• Your objective: Select lines where the word "ratio" appears.

• Supplied entries:
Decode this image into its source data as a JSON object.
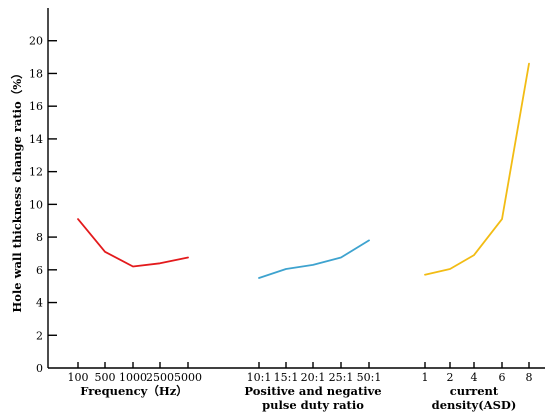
{
  "chart_data": {
    "type": "line",
    "ylabel": "Hole wall thickness change ratio（%）",
    "ylim": [
      0,
      22
    ],
    "yticks": [
      0,
      2,
      4,
      6,
      8,
      10,
      12,
      14,
      16,
      18,
      20
    ],
    "grid": false,
    "legend": "none",
    "panels": [
      {
        "xlabel_lines": [
          "Frequency（Hz）"
        ],
        "categories": [
          "100",
          "500",
          "1000",
          "2500",
          "5000"
        ],
        "series": [
          {
            "color": "#e31a1c",
            "values": [
              9.1,
              7.1,
              6.2,
              6.4,
              6.75
            ]
          }
        ]
      },
      {
        "xlabel_lines": [
          "Positive and negative",
          "pulse duty ratio"
        ],
        "categories": [
          "10:1",
          "15:1",
          "20:1",
          "25:1",
          "50:1"
        ],
        "series": [
          {
            "color": "#3ea3cf",
            "values": [
              5.5,
              6.05,
              6.3,
              6.75,
              7.8
            ]
          }
        ]
      },
      {
        "xlabel_lines": [
          "current",
          "density(ASD)"
        ],
        "categories": [
          "1",
          "2",
          "4",
          "6",
          "8"
        ],
        "series": [
          {
            "color": "#f2bc14",
            "values": [
              5.7,
              6.05,
              6.9,
              9.1,
              18.6
            ]
          }
        ]
      }
    ]
  }
}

• The answer:
    "ylabel": "Hole wall thickness change ratio（%）",
          "pulse duty ratio"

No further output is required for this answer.